**Exercise**
Please answer these questions using the text on algorithmic pricing below.
1. Which company reached a proposed settlement with the DOJ in August 2025?
2. Which two cities passed ordinances in 2024 banning certain forms of rental revenue management software?
3. Which EU regulation establishes a risk-based framework governing AI systems?

--- Text section ---

This enforcement approach has already produced results. In August 2025, Greystar, the largest apartment management company in the United States, reached a proposed settlement with the DOJ concerning its use of RealPage’s software. See https://www.justice.gov/opa/pr/justice-department-reaches-proposed-settlement-greystar-largest-us-landlord-end-its. If approved, the settlement would prohibit Greystar from using pricing programs that rely on nonpublic competitor data or incorporate specific anticompetitive features.
Scrutiny extends beyond housing to other sectors. The hospitality industry has also become a testing ground, with antitrust suits filed against MGM Resorts International and Caesars Entertainment over their use of algorithms to set hotel room rates. Although these claims were initially dismissed for failure to state a claim, they are currently under appeal, highlighting the unsettled nature of the law in this area. Healthcare has similarly emerged as a battleground, as ongoing litigation involving Multiplan raises concerns that algorithmic reimbursement recommendations may inflate medical costs to the detriment of patients.
In response, lawmakers are moving beyond case-by-case enforcement toward direct legislative intervention. At the federal level, Senator Amy Klobuchar and others have introduced, and reintroduced in 2025, the Preventing Algorithmic Collusion Act, which would prohibit firms from using algorithms to coordinate pricing or set higher prices. State and local governments have also acted. San Francisco and Philadelphia, for example, passed ordinances in 2024 banning certain forms of rental revenue management software that rely on nonpublic information. California has taken one of the most ambitious approaches with proposed Assembly Bill 325. The bill would impose sweeping restrictions, and potentially outright prohibitions, on the use and distribution of “common pricing algorithms.” It targets tools distributed to multiple competitors with the intent that they be used to set or recommend prices, particularly when those tools rely on nonpublic competitor data or when users know, or should know, that they are participating in a price-fixing scheme.
Internationally, the European Union (“EU”) has moved even more aggressively. Through the Digital Markets Act, Regulation (EU) 2022/1925 (restricting gatekeepers’ use of nonpublic business data), the Digital Services Act, Regulation (EU) 2022/2065 (imposing systemic risk and transparency obligations on online platforms), and the Artificial Intelligence Act, Regulation (EU) 2024/1689 (establishing a risk-based framework governing AI systems), the EU seeks to prevent dominant firms from exploiting nonpublic data and to limit automated practices that may result in discriminatory or unfair pricing. Together, these initiatives reflect a shared regulatory philosophy: algorithmic efficiency cannot come at the expense of competition, transparency, or consumer protection.

--- Data extract ---

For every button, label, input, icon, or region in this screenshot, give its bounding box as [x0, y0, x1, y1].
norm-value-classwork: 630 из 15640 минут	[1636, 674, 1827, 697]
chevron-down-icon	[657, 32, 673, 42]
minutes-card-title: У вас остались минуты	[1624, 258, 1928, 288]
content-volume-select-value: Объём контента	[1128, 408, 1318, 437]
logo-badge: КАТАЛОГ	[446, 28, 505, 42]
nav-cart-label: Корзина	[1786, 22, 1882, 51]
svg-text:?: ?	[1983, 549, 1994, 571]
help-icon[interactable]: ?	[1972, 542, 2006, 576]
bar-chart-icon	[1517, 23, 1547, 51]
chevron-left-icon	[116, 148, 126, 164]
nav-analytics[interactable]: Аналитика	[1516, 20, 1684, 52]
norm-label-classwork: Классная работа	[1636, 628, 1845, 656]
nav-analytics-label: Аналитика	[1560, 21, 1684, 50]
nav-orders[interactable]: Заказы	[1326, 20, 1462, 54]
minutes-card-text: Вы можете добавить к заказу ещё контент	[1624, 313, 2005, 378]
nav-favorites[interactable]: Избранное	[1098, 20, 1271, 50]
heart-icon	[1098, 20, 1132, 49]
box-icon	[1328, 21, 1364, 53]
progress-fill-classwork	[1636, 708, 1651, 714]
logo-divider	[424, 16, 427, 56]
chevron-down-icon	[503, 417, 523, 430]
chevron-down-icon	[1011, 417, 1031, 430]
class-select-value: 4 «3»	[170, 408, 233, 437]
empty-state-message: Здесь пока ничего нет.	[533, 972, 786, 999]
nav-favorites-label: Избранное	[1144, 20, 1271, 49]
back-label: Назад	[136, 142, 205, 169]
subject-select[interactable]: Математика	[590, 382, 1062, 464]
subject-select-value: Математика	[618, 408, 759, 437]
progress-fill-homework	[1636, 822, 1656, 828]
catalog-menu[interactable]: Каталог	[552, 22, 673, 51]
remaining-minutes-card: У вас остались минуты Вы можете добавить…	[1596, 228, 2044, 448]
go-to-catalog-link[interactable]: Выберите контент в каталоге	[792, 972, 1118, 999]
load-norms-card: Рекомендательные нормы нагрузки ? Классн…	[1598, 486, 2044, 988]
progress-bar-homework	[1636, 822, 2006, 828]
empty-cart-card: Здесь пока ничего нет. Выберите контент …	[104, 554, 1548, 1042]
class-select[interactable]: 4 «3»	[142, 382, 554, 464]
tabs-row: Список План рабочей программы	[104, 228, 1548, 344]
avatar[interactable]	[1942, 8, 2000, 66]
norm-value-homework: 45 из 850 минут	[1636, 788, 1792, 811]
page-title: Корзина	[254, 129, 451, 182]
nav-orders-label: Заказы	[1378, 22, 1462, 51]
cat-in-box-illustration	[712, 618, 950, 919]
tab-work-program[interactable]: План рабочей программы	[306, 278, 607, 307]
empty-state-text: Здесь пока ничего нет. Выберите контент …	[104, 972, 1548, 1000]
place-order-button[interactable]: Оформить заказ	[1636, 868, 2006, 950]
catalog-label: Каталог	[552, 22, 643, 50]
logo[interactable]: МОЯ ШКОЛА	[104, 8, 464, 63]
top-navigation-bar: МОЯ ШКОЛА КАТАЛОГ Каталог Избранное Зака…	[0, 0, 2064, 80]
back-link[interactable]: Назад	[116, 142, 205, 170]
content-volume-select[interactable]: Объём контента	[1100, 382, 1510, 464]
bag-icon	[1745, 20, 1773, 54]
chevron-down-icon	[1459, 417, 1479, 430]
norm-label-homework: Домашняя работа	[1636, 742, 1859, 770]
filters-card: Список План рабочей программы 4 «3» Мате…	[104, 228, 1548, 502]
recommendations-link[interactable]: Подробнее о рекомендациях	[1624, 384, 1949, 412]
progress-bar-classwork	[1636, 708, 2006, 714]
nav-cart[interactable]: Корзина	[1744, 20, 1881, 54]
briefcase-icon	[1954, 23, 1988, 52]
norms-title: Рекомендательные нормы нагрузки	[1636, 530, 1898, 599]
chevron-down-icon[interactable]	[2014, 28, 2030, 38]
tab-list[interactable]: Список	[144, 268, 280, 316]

---

**Problem solution**
1. Greystar
2. San Francisco and Philadelphia
3. The Artificial Intelligence Act, Regulation (EU) 2024/1689